**Challenge**.
Among the records below, find each line that includes the string "абзац" and copy it.

--- Supplied entries ---

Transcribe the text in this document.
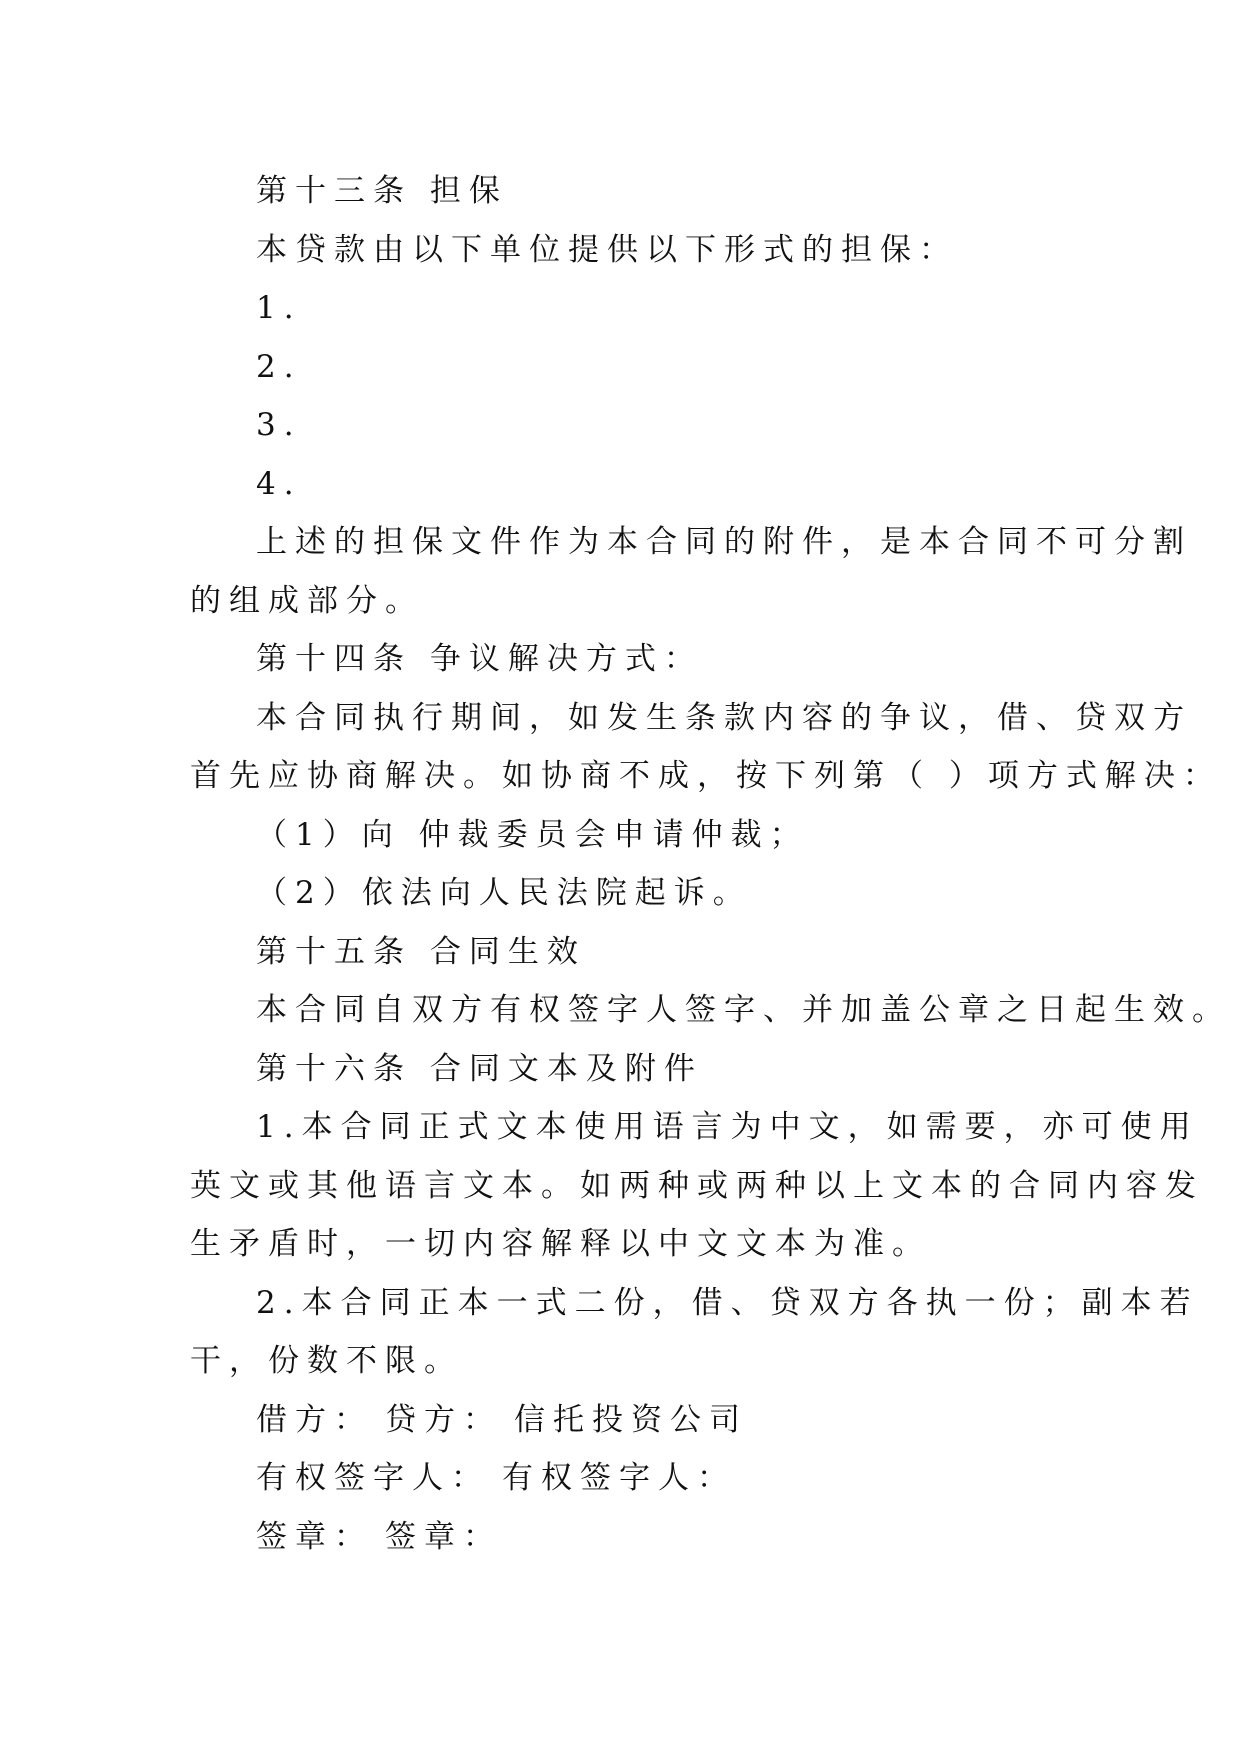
第十三条 担保
本贷款由以下单位提供以下形式的担保：
1.
2.
3.
4.
上述的担保文件作为本合同的附件，是本合同不可分割
的组成部分。
第十四条 争议解决方式：
本合同执行期间，如发生条款内容的争议，借、贷双方
首先应协商解决。如协商不成，按下列第（ ）项方式解决：
（1）向 仲裁委员会申请仲裁；
（2）依法向人民法院起诉。
第十五条 合同生效
本合同自双方有权签字人签字、并加盖公章之日起生效。
第十六条 合同文本及附件
1.本合同正式文本使用语言为中文，如需要，亦可使用
英文或其他语言文本。如两种或两种以上文本的合同内容发
生矛盾时，一切内容解释以中文文本为准。
2.本合同正本一式二份，借、贷双方各执一份；副本若
干，份数不限。
借方： 贷方： 信托投资公司
有权签字人： 有权签字人：
签章： 签章：
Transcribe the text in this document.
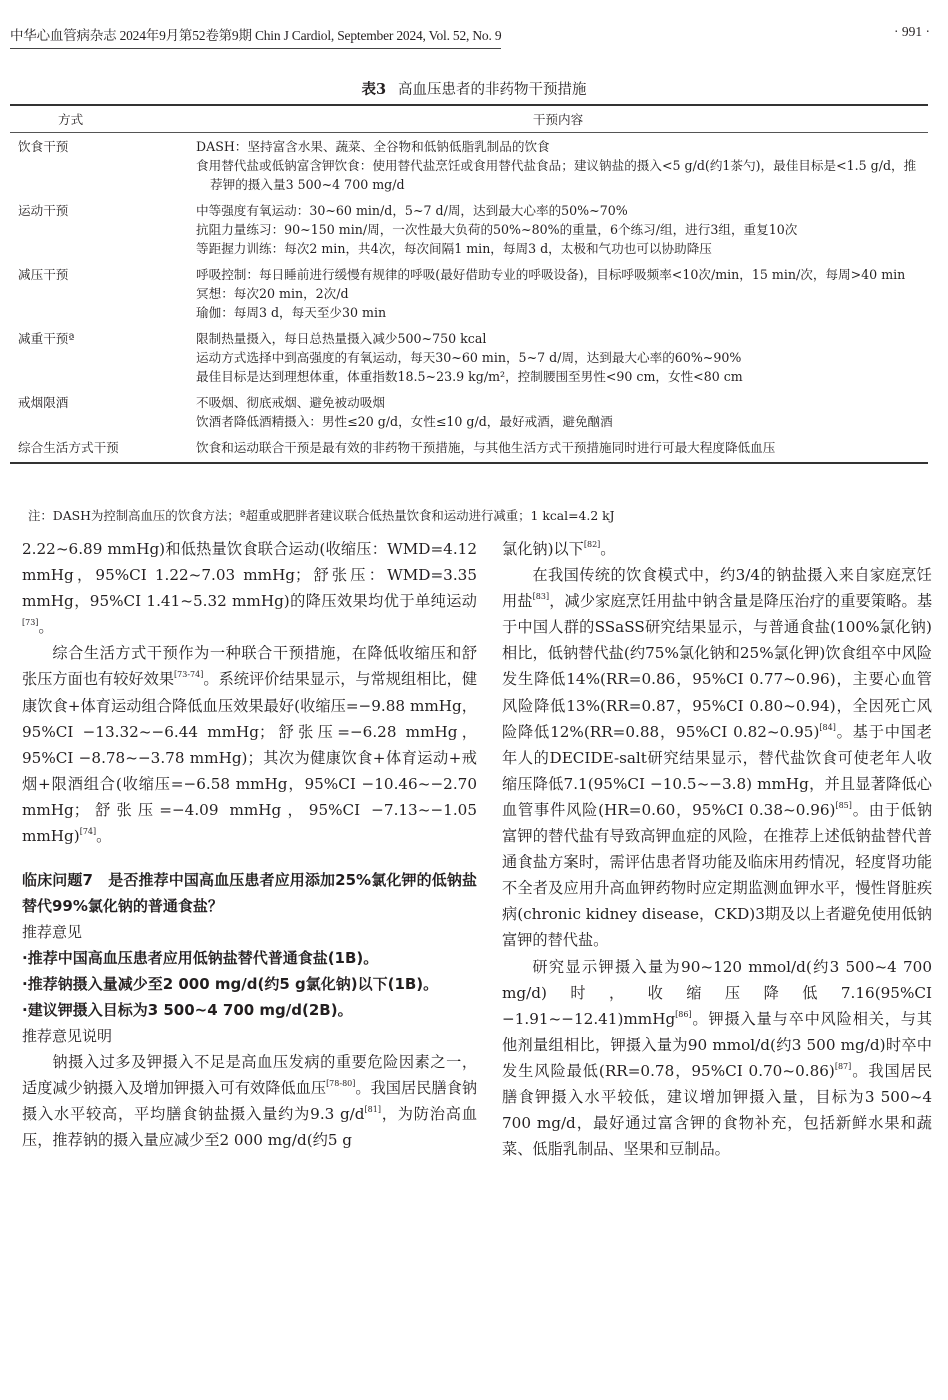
中华心血管病杂志 2024年9月第52卷第9期 Chin J Cardiol, September 2024, Vol. 52, No. 9	· 991 ·
表3 高血压患者的非药物干预措施
方式	干预内容
饮食干预	DASH：坚持富含水果、蔬菜、全谷物和低钠低脂乳制品的饮食
食用替代盐或低钠富含钾饮食：使用替代盐烹饪或食用替代盐食品；建议钠盐的摄入<5 g/d(约1茶勺)，最佳目标是<1.5 g/d，推荐钾的摄入量3 500~4 700 mg/d

运动干预	中等强度有氧运动：30~60 min/d，5~7 d/周，达到最大心率的50%~70%
抗阻力量练习：90~150 min/周，一次性最大负荷的50%~80%的重量，6个练习/组，进行3组，重复10次
等距握力训练：每次2 min，共4次，每次间隔1 min，每周3 d，太极和气功也可以协助降压

减压干预	呼吸控制：每日睡前进行缓慢有规律的呼吸(最好借助专业的呼吸设备)，目标呼吸频率<10次/min，15 min/次，每周>40 min
冥想：每次20 min，2次/d
瑜伽：每周3 d，每天至少30 min

减重干预ª	限制热量摄入，每日总热量摄入减少500~750 kcal
运动方式选择中到高强度的有氧运动，每天30~60 min，5~7 d/周，达到最大心率的60%~90%
最佳目标是达到理想体重，体重指数18.5~23.9 kg/m²，控制腰围至男性<90 cm，女性<80 cm

戒烟限酒	不吸烟、彻底戒烟、避免被动吸烟
饮酒者降低酒精摄入：男性≤20 g/d，女性≤10 g/d，最好戒酒，避免酗酒

综合生活方式干预	饮食和运动联合干预是最有效的非药物干预措施，与其他生活方式干预措施同时进行可最大程度降低血压
注：DASH为控制高血压的饮食方法；ª超重或肥胖者建议联合低热量饮食和运动进行减重；1 kcal=4.2 kJ

2.22~6.89 mmHg)和低热量饮食联合运动(收缩压：WMD=4.12 mmHg，95%CI 1.22~7.03 mmHg；舒张压：WMD=3.35 mmHg，95%CI 1.41~5.32 mmHg)的降压效果均优于单纯运动[73]。

综合生活方式干预作为一种联合干预措施，在降低收缩压和舒张压方面也有较好效果[73-74]。系统评价结果显示，与常规组相比，健康饮食+体育运动组合降低血压效果最好(收缩压=−9.88 mmHg，95%CI −13.32~−6.44 mmHg；舒张压=−6.28 mmHg，95%CI −8.78~−3.78 mmHg)；其次为健康饮食+体育运动+戒烟+限酒组合(收缩压=−6.58 mmHg，95%CI −10.46~−2.70 mmHg；舒张压=−4.09 mmHg，95%CI −7.13~−1.05 mmHg)[74]。

临床问题7　是否推荐中国高血压患者应用添加25%氯化钾的低钠盐替代99%氯化钠的普通食盐？

推荐意见

·推荐中国高血压患者应用低钠盐替代普通食盐(1B)。

·推荐钠摄入量减少至2 000 mg/d(约5 g氯化钠)以下(1B)。

·建议钾摄入目标为3 500~4 700 mg/d(2B)。

推荐意见说明

钠摄入过多及钾摄入不足是高血压发病的重要危险因素之一，适度减少钠摄入及增加钾摄入可有效降低血压[78-80]。我国居民膳食钠摄入水平较高，平均膳食钠盐摄入量约为9.3 g/d[81]，为防治高血压，推荐钠的摄入量应减少至2 000 mg/d(约5 g

氯化钠)以下[82]。

在我国传统的饮食模式中，约3/4的钠盐摄入来自家庭烹饪用盐[83]，减少家庭烹饪用盐中钠含量是降压治疗的重要策略。基于中国人群的SSaSS研究结果显示，与普通食盐(100%氯化钠)相比，低钠替代盐(约75%氯化钠和25%氯化钾)饮食组卒中风险发生降低14%(RR=0.86，95%CI 0.77~0.96)，主要心血管风险降低13%(RR=0.87，95%CI 0.80~0.94)，全因死亡风险降低12%(RR=0.88，95%CI 0.82~0.95)[84]。基于中国老年人的DECIDE-salt研究结果显示，替代盐饮食可使老年人收缩压降低7.1(95%CI −10.5~−3.8) mmHg，并且显著降低心血管事件风险(HR=0.60，95%CI 0.38~0.96)[85]。由于低钠富钾的替代盐有导致高钾血症的风险，在推荐上述低钠盐替代普通食盐方案时，需评估患者肾功能及临床用药情况，轻度肾功能不全者及应用升高血钾药物时应定期监测血钾水平，慢性肾脏疾病(chronic kidney disease，CKD)3期及以上者避免使用低钠富钾的替代盐。

研究显示钾摄入量为90~120 mmol/d(约3 500~4 700 mg/d)时，收缩压降低7.16(95%CI −1.91~−12.41)mmHg[86]。钾摄入量与卒中风险相关，与其他剂量组相比，钾摄入量为90 mmol/d(约3 500 mg/d)时卒中发生风险最低(RR=0.78，95%CI 0.70~0.86)[87]。我国居民膳食钾摄入水平较低，建议增加钾摄入量，目标为3 500~4 700 mg/d，最好通过富含钾的食物补充，包括新鲜水果和蔬菜、低脂乳制品、坚果和豆制品。
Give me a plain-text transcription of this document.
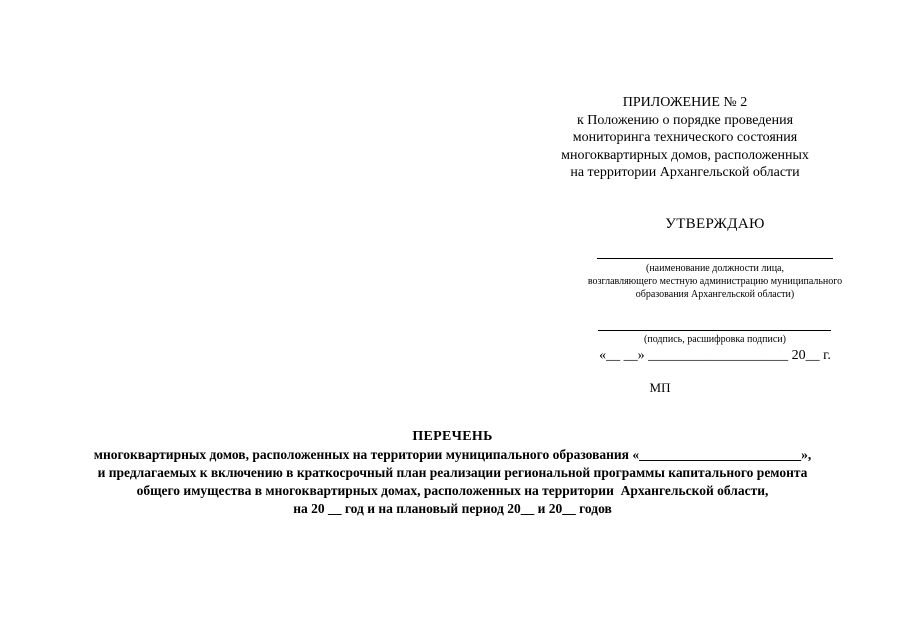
ПРИЛОЖЕНИЕ № 2
к Положению о порядке проведения
мониторинга технического состояния
многоквартирных домов, расположенных
на территории Архангельской области
УТВЕРЖДАЮ
(наименование должности лица,
возглавляющего местную администрацию муниципального
образования Архангельской области)
(подпись, расшифровка подписи)
«__ __» ____________________ 20__ г.
МП
ПЕРЕЧЕНЬ
многоквартирных домов, расположенных на территории муниципального образования «________________________»,
и предлагаемых к включению в краткосрочный план реализации региональной программы капитального ремонта
общего имущества в многоквартирных домах, расположенных на территории  Архангельской области,
на 20 __ год и на плановый период 20__ и 20__ годов
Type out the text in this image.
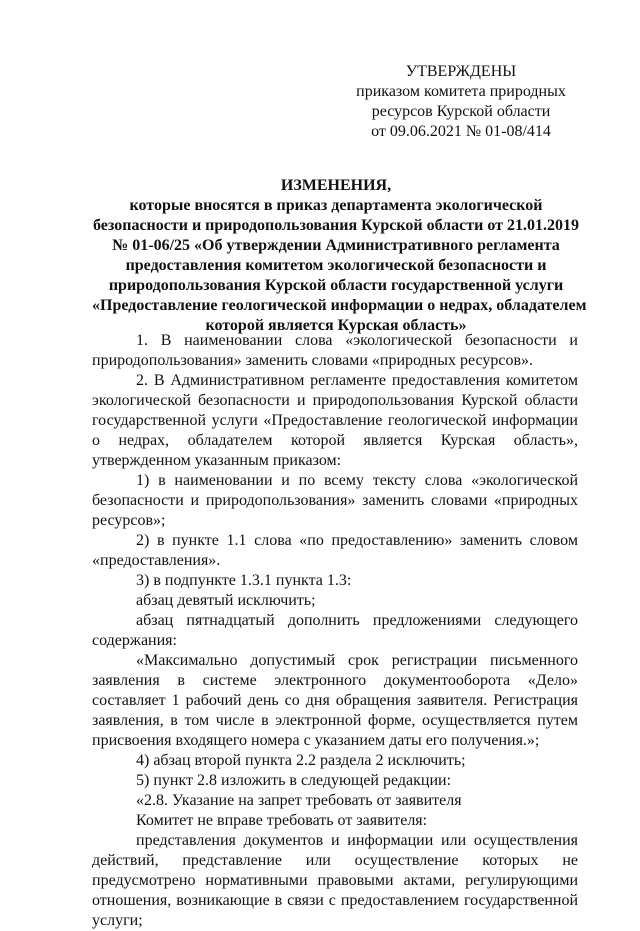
УТВЕРЖДЕНЫ
приказом комитета природных
ресурсов Курской области
от 09.06.2021 № 01-08/414
ИЗМЕНЕНИЯ,
которые вносятся в приказ департамента экологической
безопасности и природопользования Курской области от 21.01.2019
№ 01-06/25 «Об утверждении Административного регламента
предоставления комитетом экологической безопасности и
природопользования Курской области государственной услуги
«Предоставление геологической информации о недрах, обладателем
которой является Курская область»

1. В наименовании слова «экологической безопасности и природопользования» заменить словами «природных ресурсов».

2. В Административном регламенте предоставления комитетом экологической безопасности и природопользования Курской области государственной услуги «Предоставление геологической информации о недрах, обладателем которой является Курская область», утвержденном указанным приказом:

1) в наименовании и по всему тексту слова «экологической безопасности и природопользования» заменить словами «природных ресурсов»;

2) в пункте 1.1 слова «по предоставлению» заменить словом «предоставления».

3) в подпункте 1.3.1 пункта 1.3:

абзац девятый исключить;

абзац пятнадцатый дополнить предложениями следующего содержания:

«Максимально допустимый срок регистрации письменного заявления в системе электронного документооборота «Дело» составляет 1 рабочий день со дня обращения заявителя. Регистрация заявления, в том числе в электронной форме, осуществляется путем присвоения входящего номера с указанием даты его получения.»;

4) абзац второй пункта 2.2 раздела 2 исключить;

5) пункт 2.8 изложить в следующей редакции:

«2.8. Указание на запрет требовать от заявителя

Комитет не вправе требовать от заявителя:

представления документов и информации или осуществления действий, представление или осуществление которых не предусмотрено нормативными правовыми актами, регулирующими отношения, возникающие в связи с предоставлением государственной услуги;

---

**Result of this exercise**.
абзац девятый исключить;
абзац пятнадцатый дополнить предложениями следующего содержания:
4) абзац второй пункта 2.2 раздела 2 исключить;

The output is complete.